» **Goal of the exercise**
Look through the data below and return each line where "frequency" appears.

» **Supplied material**

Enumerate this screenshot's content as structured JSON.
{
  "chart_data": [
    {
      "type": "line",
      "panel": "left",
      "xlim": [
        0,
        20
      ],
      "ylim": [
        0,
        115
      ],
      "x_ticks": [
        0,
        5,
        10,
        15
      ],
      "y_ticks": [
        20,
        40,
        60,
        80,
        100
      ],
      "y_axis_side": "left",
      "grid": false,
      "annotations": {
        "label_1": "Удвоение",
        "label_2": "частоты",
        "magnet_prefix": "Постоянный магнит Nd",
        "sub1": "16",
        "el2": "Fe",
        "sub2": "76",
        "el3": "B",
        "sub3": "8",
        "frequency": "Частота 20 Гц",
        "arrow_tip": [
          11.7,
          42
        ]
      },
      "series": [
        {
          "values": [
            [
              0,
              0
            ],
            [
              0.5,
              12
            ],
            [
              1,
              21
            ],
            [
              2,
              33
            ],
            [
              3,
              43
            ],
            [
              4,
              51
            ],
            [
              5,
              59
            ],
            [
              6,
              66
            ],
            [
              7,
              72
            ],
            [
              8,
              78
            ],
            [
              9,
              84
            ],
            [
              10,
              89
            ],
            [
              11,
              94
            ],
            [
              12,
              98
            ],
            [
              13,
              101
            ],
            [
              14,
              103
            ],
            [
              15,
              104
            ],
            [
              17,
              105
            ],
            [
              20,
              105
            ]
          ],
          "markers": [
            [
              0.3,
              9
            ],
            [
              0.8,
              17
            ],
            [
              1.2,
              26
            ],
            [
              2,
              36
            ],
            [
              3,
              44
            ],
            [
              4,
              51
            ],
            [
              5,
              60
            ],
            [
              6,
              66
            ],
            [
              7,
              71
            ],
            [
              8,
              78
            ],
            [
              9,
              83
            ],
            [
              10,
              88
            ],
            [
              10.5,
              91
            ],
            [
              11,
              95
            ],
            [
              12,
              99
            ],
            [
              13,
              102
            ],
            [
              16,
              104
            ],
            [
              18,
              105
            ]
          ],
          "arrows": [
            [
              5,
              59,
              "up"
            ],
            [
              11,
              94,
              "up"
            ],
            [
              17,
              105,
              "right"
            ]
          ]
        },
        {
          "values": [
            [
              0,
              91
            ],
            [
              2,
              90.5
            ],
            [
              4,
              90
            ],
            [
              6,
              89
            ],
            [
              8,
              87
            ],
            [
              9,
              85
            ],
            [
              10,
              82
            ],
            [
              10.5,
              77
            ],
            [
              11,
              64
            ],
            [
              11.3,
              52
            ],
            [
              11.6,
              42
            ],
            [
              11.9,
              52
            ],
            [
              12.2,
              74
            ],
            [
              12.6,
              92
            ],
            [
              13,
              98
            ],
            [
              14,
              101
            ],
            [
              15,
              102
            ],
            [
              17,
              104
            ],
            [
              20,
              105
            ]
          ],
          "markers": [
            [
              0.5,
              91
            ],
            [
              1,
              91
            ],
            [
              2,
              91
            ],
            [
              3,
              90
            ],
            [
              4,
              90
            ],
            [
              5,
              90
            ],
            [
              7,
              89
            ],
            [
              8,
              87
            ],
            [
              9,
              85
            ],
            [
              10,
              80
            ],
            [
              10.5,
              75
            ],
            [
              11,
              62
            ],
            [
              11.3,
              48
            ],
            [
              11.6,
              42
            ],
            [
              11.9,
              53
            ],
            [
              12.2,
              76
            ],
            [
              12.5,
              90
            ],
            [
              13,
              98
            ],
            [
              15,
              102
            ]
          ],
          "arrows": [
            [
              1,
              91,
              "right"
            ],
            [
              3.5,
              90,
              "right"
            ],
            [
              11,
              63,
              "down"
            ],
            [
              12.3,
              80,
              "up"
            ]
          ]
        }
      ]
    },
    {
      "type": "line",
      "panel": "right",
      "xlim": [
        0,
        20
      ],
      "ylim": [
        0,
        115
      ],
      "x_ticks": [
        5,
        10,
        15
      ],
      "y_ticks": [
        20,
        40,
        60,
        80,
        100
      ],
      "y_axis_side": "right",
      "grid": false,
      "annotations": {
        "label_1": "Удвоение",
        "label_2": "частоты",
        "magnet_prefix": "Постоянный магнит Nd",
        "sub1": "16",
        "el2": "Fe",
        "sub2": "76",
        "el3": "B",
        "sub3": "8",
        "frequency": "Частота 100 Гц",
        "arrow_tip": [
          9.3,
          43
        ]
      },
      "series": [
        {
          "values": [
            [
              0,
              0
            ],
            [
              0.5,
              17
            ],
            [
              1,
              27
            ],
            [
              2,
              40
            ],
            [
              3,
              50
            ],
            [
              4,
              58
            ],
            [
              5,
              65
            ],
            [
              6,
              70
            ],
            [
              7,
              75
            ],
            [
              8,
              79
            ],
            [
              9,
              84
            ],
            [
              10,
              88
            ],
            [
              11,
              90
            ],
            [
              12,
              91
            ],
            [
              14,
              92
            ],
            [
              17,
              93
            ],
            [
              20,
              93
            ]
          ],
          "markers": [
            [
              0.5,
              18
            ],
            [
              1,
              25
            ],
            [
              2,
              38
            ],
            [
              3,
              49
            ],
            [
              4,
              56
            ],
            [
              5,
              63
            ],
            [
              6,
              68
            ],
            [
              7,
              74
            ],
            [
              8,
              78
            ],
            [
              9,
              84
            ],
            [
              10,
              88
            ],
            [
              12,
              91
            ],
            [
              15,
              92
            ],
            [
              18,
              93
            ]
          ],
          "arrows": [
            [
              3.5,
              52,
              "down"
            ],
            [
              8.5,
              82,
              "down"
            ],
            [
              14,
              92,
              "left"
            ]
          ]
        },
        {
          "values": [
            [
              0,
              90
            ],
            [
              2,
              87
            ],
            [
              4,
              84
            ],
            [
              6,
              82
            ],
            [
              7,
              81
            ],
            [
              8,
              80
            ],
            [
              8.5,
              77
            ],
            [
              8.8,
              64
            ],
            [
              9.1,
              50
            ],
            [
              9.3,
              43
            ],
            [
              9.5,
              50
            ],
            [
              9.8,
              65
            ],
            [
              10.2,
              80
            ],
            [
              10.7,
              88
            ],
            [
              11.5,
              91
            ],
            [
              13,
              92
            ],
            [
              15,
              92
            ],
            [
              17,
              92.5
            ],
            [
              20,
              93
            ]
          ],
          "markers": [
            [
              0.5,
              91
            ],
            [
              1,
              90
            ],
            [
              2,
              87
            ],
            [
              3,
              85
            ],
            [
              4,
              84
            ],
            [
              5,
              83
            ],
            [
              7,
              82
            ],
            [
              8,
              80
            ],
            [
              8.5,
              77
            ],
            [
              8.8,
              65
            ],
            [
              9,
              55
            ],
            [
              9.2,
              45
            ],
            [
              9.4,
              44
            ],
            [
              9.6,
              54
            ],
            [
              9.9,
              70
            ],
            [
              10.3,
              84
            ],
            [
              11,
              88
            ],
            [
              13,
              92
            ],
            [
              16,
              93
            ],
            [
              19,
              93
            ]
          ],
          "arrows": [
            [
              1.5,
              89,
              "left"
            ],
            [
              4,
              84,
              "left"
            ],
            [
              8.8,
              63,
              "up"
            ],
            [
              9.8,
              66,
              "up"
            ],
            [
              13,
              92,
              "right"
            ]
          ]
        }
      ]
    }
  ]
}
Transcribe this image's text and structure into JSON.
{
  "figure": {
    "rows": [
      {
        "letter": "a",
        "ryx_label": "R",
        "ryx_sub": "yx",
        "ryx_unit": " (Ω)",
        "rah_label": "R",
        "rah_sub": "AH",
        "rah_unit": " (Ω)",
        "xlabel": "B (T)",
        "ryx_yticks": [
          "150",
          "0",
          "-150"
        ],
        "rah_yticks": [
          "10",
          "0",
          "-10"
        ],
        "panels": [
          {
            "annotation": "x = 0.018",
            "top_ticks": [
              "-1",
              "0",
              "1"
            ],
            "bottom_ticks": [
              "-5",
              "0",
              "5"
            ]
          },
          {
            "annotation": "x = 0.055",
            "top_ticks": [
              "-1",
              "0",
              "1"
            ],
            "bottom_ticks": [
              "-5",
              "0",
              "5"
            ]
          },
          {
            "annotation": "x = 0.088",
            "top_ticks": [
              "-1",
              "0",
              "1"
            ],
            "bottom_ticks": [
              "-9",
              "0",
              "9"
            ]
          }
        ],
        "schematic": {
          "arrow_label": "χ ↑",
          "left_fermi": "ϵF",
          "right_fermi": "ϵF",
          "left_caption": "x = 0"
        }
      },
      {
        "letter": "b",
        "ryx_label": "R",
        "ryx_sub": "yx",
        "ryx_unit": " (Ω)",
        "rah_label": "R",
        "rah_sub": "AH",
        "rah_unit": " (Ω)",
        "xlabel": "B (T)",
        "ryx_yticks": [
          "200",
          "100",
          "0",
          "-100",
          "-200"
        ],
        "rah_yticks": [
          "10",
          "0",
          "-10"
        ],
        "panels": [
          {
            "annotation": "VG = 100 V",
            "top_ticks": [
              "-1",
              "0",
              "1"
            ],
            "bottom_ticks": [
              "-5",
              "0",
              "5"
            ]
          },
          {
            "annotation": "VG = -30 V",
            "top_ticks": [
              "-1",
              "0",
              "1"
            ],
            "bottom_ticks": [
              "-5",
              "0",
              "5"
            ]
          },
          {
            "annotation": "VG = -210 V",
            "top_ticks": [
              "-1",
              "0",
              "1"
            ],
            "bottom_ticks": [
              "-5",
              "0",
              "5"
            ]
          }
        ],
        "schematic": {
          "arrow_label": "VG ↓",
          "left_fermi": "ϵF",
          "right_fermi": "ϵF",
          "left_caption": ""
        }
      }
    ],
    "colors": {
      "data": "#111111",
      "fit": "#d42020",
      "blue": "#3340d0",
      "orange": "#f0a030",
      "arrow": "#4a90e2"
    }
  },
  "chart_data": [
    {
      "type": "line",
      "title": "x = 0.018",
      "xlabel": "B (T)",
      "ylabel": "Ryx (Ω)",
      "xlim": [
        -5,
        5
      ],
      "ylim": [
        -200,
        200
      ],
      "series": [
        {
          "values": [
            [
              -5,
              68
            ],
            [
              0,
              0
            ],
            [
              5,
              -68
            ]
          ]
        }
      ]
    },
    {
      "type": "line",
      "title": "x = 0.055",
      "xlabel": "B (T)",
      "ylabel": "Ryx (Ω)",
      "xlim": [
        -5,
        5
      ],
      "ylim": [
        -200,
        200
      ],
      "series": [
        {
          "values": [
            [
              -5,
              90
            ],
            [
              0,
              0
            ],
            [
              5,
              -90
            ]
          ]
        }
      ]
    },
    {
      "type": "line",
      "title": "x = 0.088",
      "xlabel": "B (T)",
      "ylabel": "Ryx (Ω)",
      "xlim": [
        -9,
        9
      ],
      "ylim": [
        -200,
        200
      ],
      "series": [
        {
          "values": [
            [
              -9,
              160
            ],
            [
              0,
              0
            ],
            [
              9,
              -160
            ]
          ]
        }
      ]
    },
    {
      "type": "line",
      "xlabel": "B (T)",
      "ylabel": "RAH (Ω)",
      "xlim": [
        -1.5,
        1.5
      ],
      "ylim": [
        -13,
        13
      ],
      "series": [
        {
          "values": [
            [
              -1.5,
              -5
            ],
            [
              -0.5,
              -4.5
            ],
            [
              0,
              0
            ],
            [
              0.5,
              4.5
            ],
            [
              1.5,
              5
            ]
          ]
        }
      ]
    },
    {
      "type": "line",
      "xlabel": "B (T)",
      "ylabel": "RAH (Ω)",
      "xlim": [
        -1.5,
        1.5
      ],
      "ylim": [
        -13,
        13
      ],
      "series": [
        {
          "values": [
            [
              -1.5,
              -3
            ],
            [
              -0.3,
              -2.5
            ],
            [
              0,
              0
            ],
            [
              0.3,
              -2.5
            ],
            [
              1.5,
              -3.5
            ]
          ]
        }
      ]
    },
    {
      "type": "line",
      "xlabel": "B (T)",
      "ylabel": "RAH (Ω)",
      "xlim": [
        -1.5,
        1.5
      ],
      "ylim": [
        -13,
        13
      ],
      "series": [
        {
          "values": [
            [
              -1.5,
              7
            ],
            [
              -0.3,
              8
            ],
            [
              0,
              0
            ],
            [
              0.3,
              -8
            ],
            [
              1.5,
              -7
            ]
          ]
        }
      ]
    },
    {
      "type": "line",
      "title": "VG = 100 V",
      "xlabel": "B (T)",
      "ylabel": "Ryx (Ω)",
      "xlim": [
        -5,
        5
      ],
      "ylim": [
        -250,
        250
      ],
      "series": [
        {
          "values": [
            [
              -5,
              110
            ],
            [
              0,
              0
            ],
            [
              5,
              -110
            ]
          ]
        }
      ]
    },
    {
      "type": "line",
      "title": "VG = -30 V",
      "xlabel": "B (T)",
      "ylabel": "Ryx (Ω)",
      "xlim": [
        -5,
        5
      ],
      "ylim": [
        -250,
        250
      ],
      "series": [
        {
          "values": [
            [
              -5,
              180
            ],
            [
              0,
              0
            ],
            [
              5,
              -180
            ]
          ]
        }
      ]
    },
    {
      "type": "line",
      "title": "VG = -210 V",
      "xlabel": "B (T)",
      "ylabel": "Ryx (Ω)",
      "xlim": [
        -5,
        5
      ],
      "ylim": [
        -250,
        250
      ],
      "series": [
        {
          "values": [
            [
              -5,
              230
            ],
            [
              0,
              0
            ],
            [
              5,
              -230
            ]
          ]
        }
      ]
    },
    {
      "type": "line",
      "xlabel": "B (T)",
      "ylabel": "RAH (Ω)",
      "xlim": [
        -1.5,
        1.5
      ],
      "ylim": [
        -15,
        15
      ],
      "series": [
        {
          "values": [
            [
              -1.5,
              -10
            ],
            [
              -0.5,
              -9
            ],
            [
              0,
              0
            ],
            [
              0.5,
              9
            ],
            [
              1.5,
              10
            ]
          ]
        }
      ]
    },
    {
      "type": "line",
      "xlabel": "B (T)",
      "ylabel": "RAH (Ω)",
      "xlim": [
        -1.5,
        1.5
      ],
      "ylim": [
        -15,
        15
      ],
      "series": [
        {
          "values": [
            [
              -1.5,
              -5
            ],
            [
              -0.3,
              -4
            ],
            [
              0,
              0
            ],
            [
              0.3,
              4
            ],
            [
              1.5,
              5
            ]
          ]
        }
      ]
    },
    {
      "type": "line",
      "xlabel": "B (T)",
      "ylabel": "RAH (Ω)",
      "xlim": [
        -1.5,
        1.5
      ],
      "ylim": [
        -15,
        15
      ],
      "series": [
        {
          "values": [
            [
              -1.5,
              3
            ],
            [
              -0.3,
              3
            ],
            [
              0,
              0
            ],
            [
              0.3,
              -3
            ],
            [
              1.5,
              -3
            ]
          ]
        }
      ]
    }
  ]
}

» **Result of this exercise**
        "frequency": "Частота 20 Гц",
        "frequency": "Частота 100 Гц",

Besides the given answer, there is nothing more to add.